__Exercise task__: Count how many lines hold the string "LANGUAGE", and give only that number.

__Available records__:

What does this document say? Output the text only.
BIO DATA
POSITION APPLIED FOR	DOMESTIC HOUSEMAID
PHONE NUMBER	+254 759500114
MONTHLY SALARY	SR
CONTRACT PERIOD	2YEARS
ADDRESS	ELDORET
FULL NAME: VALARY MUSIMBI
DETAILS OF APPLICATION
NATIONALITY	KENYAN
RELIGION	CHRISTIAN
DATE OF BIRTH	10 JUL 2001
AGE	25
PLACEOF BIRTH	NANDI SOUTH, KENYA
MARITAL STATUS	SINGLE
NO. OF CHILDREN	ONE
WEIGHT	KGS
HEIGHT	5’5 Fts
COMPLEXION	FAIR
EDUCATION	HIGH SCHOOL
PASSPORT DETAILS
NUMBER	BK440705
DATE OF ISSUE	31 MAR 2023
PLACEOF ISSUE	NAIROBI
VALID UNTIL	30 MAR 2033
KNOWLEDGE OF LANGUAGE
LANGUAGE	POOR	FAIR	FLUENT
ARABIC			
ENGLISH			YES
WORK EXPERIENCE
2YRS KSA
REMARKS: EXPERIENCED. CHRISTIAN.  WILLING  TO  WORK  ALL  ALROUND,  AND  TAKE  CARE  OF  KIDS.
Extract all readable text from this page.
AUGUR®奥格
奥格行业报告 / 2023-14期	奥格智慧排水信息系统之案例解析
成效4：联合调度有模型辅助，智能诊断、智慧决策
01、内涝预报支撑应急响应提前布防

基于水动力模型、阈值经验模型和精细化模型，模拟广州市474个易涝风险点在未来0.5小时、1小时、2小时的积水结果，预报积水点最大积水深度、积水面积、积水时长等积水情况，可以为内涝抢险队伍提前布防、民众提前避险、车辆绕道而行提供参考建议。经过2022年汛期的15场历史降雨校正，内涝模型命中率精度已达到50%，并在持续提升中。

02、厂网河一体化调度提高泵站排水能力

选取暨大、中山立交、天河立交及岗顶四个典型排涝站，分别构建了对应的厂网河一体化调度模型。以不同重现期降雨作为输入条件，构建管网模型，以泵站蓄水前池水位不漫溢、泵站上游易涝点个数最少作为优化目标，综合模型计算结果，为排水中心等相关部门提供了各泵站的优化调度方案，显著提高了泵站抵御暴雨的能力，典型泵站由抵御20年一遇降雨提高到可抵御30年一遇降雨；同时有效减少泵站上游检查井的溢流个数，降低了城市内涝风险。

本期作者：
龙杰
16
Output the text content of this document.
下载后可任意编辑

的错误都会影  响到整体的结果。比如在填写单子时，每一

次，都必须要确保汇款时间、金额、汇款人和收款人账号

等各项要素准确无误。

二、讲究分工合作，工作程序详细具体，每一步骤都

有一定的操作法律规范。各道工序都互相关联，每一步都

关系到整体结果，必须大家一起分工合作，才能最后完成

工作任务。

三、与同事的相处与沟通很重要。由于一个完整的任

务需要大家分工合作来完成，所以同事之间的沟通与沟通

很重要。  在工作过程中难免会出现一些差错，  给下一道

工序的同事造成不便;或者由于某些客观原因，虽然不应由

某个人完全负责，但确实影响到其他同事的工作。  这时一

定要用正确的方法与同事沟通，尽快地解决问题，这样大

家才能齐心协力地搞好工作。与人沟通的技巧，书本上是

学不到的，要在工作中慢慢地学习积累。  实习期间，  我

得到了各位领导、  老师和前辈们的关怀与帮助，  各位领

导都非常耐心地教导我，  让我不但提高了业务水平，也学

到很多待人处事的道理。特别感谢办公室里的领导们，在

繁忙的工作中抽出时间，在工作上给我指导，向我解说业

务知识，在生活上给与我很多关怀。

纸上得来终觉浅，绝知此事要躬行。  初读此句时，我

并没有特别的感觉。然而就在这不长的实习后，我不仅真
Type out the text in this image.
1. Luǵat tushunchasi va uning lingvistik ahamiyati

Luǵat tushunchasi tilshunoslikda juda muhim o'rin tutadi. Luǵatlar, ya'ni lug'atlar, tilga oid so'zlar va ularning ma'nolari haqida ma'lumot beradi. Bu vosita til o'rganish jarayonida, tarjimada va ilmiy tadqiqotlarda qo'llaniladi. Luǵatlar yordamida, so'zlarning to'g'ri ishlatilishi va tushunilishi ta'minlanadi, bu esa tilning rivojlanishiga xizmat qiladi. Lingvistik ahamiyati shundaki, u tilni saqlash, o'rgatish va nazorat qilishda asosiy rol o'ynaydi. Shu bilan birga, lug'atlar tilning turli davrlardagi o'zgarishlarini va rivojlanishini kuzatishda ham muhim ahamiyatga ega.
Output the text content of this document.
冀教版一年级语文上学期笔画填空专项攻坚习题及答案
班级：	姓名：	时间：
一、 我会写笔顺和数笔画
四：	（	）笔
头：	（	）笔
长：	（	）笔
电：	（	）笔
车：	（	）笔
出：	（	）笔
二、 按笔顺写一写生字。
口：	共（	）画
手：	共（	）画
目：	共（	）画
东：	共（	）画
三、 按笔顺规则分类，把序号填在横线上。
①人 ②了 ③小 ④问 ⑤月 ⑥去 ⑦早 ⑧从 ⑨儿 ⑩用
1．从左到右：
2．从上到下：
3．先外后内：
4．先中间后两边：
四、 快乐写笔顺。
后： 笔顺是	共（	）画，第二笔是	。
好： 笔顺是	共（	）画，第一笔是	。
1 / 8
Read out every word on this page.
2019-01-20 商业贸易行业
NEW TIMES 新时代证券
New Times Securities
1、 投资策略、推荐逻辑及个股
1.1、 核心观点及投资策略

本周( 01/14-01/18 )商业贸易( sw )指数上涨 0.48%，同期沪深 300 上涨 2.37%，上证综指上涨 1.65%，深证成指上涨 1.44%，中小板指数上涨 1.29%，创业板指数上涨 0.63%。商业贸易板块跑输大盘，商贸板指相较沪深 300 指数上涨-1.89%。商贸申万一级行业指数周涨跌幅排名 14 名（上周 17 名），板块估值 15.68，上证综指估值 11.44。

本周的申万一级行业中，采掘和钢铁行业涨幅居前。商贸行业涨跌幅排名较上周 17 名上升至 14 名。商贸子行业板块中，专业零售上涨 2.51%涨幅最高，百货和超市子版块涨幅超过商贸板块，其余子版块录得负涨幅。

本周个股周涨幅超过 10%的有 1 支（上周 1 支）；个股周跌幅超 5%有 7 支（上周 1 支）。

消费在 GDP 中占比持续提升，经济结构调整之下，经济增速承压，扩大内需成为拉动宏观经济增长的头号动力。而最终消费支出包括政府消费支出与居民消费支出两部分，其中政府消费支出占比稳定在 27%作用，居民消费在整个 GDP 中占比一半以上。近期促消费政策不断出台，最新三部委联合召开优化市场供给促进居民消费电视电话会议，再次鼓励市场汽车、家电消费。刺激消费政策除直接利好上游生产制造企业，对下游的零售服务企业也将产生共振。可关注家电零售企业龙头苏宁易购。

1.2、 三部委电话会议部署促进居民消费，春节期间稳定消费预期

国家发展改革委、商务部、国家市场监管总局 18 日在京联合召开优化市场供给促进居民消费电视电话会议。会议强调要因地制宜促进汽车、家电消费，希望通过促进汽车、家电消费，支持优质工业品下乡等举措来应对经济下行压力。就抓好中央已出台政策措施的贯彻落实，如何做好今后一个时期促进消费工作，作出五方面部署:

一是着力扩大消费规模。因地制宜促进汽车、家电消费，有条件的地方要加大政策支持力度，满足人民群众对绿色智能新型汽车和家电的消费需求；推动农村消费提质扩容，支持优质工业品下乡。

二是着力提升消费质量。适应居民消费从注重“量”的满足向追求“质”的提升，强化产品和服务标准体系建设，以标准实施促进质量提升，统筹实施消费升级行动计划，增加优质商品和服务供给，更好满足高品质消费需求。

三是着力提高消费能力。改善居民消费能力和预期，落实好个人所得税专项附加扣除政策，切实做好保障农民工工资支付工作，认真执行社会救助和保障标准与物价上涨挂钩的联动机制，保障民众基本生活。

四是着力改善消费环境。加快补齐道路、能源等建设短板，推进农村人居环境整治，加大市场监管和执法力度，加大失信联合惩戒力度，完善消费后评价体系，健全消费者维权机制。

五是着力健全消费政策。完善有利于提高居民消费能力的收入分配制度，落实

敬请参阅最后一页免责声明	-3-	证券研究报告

__Answer for the task__: 2